Entries from a visual dataset

◇ ◇ ◇ ◇

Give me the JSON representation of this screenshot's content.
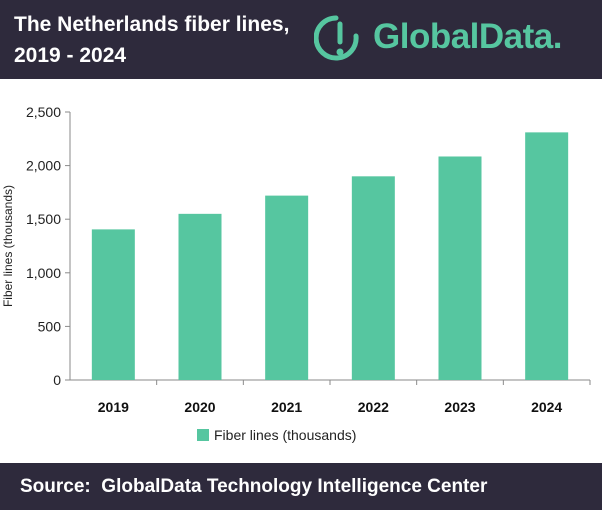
{
  "header": {
    "title_line1": "The Netherlands fiber lines,",
    "title_line2": "2019 - 2024",
    "logo_text": "GlobalData.",
    "colors": {
      "background": "#2e2a3c",
      "accent": "#56c6a0"
    }
  },
  "chart_data": {
    "type": "bar",
    "categories": [
      "2019",
      "2020",
      "2021",
      "2022",
      "2023",
      "2024"
    ],
    "series": [
      {
        "name": "Fiber lines (thousands)",
        "values": [
          1405,
          1550,
          1720,
          1900,
          2085,
          2310
        ],
        "color": "#56c6a0"
      }
    ],
    "ylabel": "Fiber lines (thousands)",
    "ylim": [
      0,
      2500
    ],
    "yticks": [
      0,
      500,
      1000,
      1500,
      2000,
      2500
    ],
    "ytick_labels": [
      "0",
      "500",
      "1,000",
      "1,500",
      "2,000",
      "2,500"
    ],
    "grid": false,
    "legend": "bottom"
  },
  "footer": {
    "source": "Source:  GlobalData Technology Intelligence Center"
  }
}
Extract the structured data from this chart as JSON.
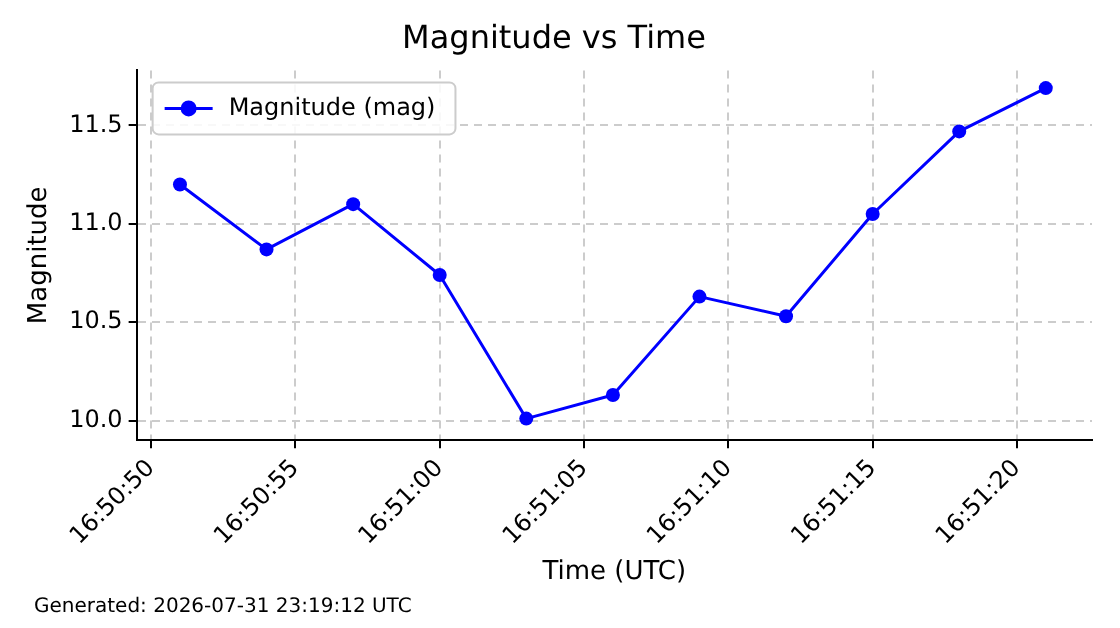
{
  "chart_data": {
    "type": "line",
    "title": "Magnitude vs Time",
    "xlabel": "Time (UTC)",
    "ylabel": "Magnitude",
    "x": [
      16.8475,
      16.848333,
      16.849167,
      16.85,
      16.850833,
      16.851667,
      16.8525,
      16.853333,
      16.854167,
      16.855,
      16.855833
    ],
    "series": [
      {
        "name": "Magnitude (mag)",
        "color": "#0000ff",
        "values": [
          11.2,
          10.87,
          11.1,
          10.74,
          10.01,
          10.13,
          10.63,
          10.53,
          11.05,
          11.47,
          11.69
        ]
      }
    ],
    "xlim": [
      16.847083,
      16.856278
    ],
    "xticks": [
      {
        "value": 16.847222,
        "label": "16:50:50"
      },
      {
        "value": 16.848611,
        "label": "16:50:55"
      },
      {
        "value": 16.85,
        "label": "16:51:00"
      },
      {
        "value": 16.851389,
        "label": "16:51:05"
      },
      {
        "value": 16.852778,
        "label": "16:51:10"
      },
      {
        "value": 16.854167,
        "label": "16:51:15"
      },
      {
        "value": 16.855556,
        "label": "16:51:20"
      }
    ],
    "ylim": [
      9.9,
      11.78
    ],
    "yticks": [
      {
        "value": 10,
        "label": "10.0"
      },
      10.5,
      {
        "value": 11,
        "label": "11.0"
      },
      11.5
    ],
    "grid": true,
    "legend": "top left",
    "marker": "circle",
    "line_style": "solid",
    "annotations": [
      "Generated: 2026-07-31 23:19:12 UTC"
    ]
  }
}
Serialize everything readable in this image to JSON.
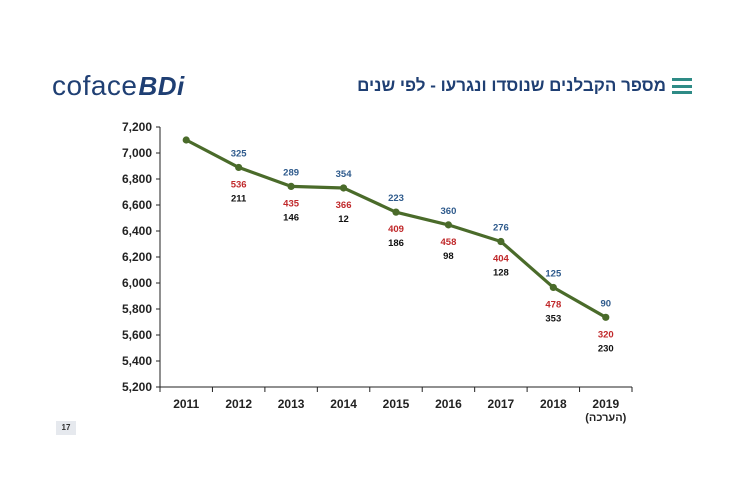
{
  "header": {
    "logo_text": "coface",
    "logo_suffix": "BDi",
    "title": "מספר הקבלנים שנוסדו ונגרעו - לפי שנים"
  },
  "page_number": "17",
  "colors": {
    "line": "#4a6b2a",
    "founded": "#2e5a8c",
    "closed": "#c0282a",
    "net": "#111111",
    "brand": "#1f3f73",
    "icon": "#2e8b86"
  },
  "chart_data": {
    "type": "line",
    "title": "",
    "xlabel": "",
    "ylabel": "",
    "ylim": [
      5200,
      7200
    ],
    "yticks": [
      5200,
      5400,
      5600,
      5800,
      6000,
      6200,
      6400,
      6600,
      6800,
      7000,
      7200
    ],
    "ytick_labels": [
      "5,200",
      "5,400",
      "5,600",
      "5,800",
      "6,000",
      "6,200",
      "6,400",
      "6,600",
      "6,800",
      "7,000",
      "7,200"
    ],
    "categories": [
      "2011",
      "2012",
      "2013",
      "2014",
      "2015",
      "2016",
      "2017",
      "2018",
      "2019"
    ],
    "category_sublabels": [
      "",
      "",
      "",
      "",
      "",
      "",
      "",
      "",
      "(הערכה)"
    ],
    "values": [
      7100,
      6889,
      6743,
      6731,
      6545,
      6447,
      6319,
      5966,
      5736
    ],
    "founded_labels": [
      "",
      "325",
      "289",
      "354",
      "223",
      "360",
      "276",
      "125",
      "90"
    ],
    "closed_labels": [
      "",
      "536",
      "435",
      "366",
      "409",
      "458",
      "404",
      "478",
      "320"
    ],
    "net_labels": [
      "",
      "211",
      "146",
      "12",
      "186",
      "98",
      "128",
      "353",
      "230"
    ]
  }
}
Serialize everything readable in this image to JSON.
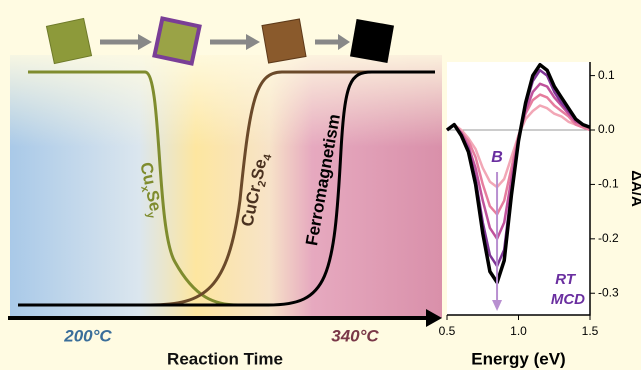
{
  "schematic": {
    "cuxsey": [
      "Cu",
      "x",
      "Se",
      "y"
    ],
    "cucr2se4": [
      "CuCr",
      "2",
      "Se",
      "4"
    ],
    "ferromagnetism": "Ferromagnetism",
    "temp_low": "200°C",
    "temp_high": "340°C",
    "x_label": "Reaction Time"
  },
  "chart_data": {
    "type": "line",
    "xlabel": "Energy (eV)",
    "ylabel": "ΔA/A",
    "annotations": [
      "B",
      "RT",
      "MCD"
    ],
    "x": [
      0.5,
      0.55,
      0.6,
      0.65,
      0.7,
      0.75,
      0.8,
      0.85,
      0.9,
      0.95,
      1.0,
      1.05,
      1.1,
      1.15,
      1.2,
      1.25,
      1.3,
      1.35,
      1.4,
      1.45,
      1.5
    ],
    "series": [
      {
        "color": "#f2a7b6",
        "values": [
          0,
          0.01,
          0,
          -0.015,
          -0.035,
          -0.07,
          -0.095,
          -0.105,
          -0.09,
          -0.05,
          -0.01,
          0.02,
          0.035,
          0.045,
          0.04,
          0.03,
          0.025,
          0.015,
          0.01,
          0.005,
          0
        ]
      },
      {
        "color": "#e67d9e",
        "values": [
          0,
          0.01,
          -0.005,
          -0.02,
          -0.05,
          -0.1,
          -0.14,
          -0.155,
          -0.13,
          -0.07,
          -0.01,
          0.03,
          0.055,
          0.065,
          0.06,
          0.045,
          0.035,
          0.025,
          0.01,
          0.005,
          0
        ]
      },
      {
        "color": "#c0529c",
        "values": [
          0,
          0.01,
          -0.005,
          -0.03,
          -0.07,
          -0.13,
          -0.18,
          -0.2,
          -0.17,
          -0.09,
          -0.015,
          0.035,
          0.07,
          0.085,
          0.08,
          0.06,
          0.045,
          0.03,
          0.015,
          0.01,
          0.005
        ]
      },
      {
        "color": "#7e3596",
        "values": [
          0,
          0.01,
          -0.01,
          -0.035,
          -0.09,
          -0.17,
          -0.23,
          -0.25,
          -0.22,
          -0.11,
          -0.02,
          0.045,
          0.09,
          0.11,
          0.1,
          0.07,
          0.05,
          0.035,
          0.02,
          0.01,
          0.005
        ]
      },
      {
        "color": "#000000",
        "values": [
          0,
          0.01,
          -0.01,
          -0.04,
          -0.1,
          -0.19,
          -0.26,
          -0.28,
          -0.24,
          -0.12,
          -0.02,
          0.05,
          0.1,
          0.12,
          0.11,
          0.08,
          0.06,
          0.04,
          0.02,
          0.01,
          0.005
        ]
      }
    ],
    "xlim": [
      0.5,
      1.5
    ],
    "ylim": [
      -0.34,
      0.125
    ],
    "xticks": [
      0.5,
      {
        "value": 1,
        "label": "1.0"
      },
      1.5
    ],
    "yticks": [
      0.1,
      {
        "value": 0,
        "label": "0.0"
      },
      -0.1,
      -0.2,
      -0.3
    ],
    "zero_line": true
  }
}
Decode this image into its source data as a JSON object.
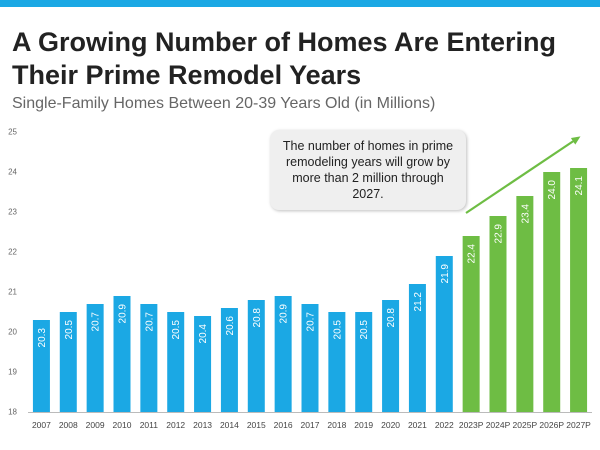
{
  "header": {
    "title": "A Growing Number of Homes Are Entering Their Prime Remodel Years",
    "subtitle": "Single-Family Homes Between 20-39 Years Old (in Millions)"
  },
  "callout": {
    "text": "The number of homes in prime remodeling years will grow by more than 2 million through 2027."
  },
  "colors": {
    "actual": "#1ba8e4",
    "projected": "#6ebd44",
    "accent_bar": "#1ba8e4",
    "arrow": "#6ebd44"
  },
  "chart_data": {
    "type": "bar",
    "title": "A Growing Number of Homes Are Entering Their Prime Remodel Years",
    "subtitle": "Single-Family Homes Between 20-39 Years Old (in Millions)",
    "xlabel": "",
    "ylabel": "",
    "ylim": [
      18,
      25
    ],
    "yticks": [
      18,
      19,
      20,
      21,
      22,
      23,
      24,
      25
    ],
    "grid": false,
    "legend": "none",
    "categories": [
      "2007",
      "2008",
      "2009",
      "2010",
      "2011",
      "2012",
      "2013",
      "2014",
      "2015",
      "2016",
      "2017",
      "2018",
      "2019",
      "2020",
      "2021",
      "2022",
      "2023P",
      "2024P",
      "2025P",
      "2026P",
      "2027P"
    ],
    "values": [
      20.3,
      20.5,
      20.7,
      20.9,
      20.7,
      20.5,
      20.4,
      20.6,
      20.8,
      20.9,
      20.7,
      20.5,
      20.5,
      20.8,
      21.2,
      21.9,
      22.4,
      22.9,
      23.4,
      24.0,
      24.1
    ],
    "labels": [
      "20.3",
      "20.5",
      "20.7",
      "20.9",
      "20.7",
      "20.5",
      "20.4",
      "20.6",
      "20.8",
      "20.9",
      "20.7",
      "20.5",
      "20.5",
      "20.8",
      "21.2",
      "21.9",
      "22.4",
      "22.9",
      "23.4",
      "24.0",
      "24.1"
    ],
    "projected": [
      false,
      false,
      false,
      false,
      false,
      false,
      false,
      false,
      false,
      false,
      false,
      false,
      false,
      false,
      false,
      false,
      true,
      true,
      true,
      true,
      true
    ]
  }
}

◇ ◇ ◇ ◇

■ **PROBLEM**
Gather all the lines that include the word "Time" and copy them out.

■ **CORRECT RESULT**
    "title": "Magnitude vs Time",
    "xlabel": "Time (UTC)",
    "x_label": "Reaction Time"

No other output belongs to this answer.